▸ THE EXERCISE
Repeat all of the records verbatim.
— START OF TASK DATA —
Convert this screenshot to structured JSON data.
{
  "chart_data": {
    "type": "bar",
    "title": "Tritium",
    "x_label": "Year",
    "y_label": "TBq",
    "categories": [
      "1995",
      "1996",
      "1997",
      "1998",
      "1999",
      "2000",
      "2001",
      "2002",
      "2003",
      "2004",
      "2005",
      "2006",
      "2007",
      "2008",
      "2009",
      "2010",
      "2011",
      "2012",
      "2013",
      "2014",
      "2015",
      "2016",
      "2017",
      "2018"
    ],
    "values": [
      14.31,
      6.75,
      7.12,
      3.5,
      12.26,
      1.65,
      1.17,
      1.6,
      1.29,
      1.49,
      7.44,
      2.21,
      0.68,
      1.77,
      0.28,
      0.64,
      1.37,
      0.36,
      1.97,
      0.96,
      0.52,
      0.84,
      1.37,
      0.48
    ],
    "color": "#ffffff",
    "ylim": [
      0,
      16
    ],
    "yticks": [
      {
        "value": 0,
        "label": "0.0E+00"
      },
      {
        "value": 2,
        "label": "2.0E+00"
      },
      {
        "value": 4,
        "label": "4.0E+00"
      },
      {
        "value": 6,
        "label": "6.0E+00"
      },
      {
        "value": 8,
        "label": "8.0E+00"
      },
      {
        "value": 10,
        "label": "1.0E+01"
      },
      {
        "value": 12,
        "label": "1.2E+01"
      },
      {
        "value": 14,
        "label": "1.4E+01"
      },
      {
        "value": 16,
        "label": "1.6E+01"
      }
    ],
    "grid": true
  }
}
— END OF TASK DATA —
▸ EXERCISE OUTPUT
Convert this screenshot to structured JSON data.
{
  "chart_data": {
    "type": "bar",
    "title": "Tritium",
    "x_label": "Year",
    "y_label": "TBq",
    "categories": [
      "1995",
      "1996",
      "1997",
      "1998",
      "1999",
      "2000",
      "2001",
      "2002",
      "2003",
      "2004",
      "2005",
      "2006",
      "2007",
      "2008",
      "2009",
      "2010",
      "2011",
      "2012",
      "2013",
      "2014",
      "2015",
      "2016",
      "2017",
      "2018"
    ],
    "values": [
      14.31,
      6.75,
      7.12,
      3.5,
      12.26,
      1.65,
      1.17,
      1.6,
      1.29,
      1.49,
      7.44,
      2.21,
      0.68,
      1.77,
      0.28,
      0.64,
      1.37,
      0.36,
      1.97,
      0.96,
      0.52,
      0.84,
      1.37,
      0.48
    ],
    "color": "#ffffff",
    "ylim": [
      0,
      16
    ],
    "yticks": [
      {
        "value": 0,
        "label": "0.0E+00"
      },
      {
        "value": 2,
        "label": "2.0E+00"
      },
      {
        "value": 4,
        "label": "4.0E+00"
      },
      {
        "value": 6,
        "label": "6.0E+00"
      },
      {
        "value": 8,
        "label": "8.0E+00"
      },
      {
        "value": 10,
        "label": "1.0E+01"
      },
      {
        "value": 12,
        "label": "1.2E+01"
      },
      {
        "value": 14,
        "label": "1.4E+01"
      },
      {
        "value": 16,
        "label": "1.6E+01"
      }
    ],
    "grid": true
  }
}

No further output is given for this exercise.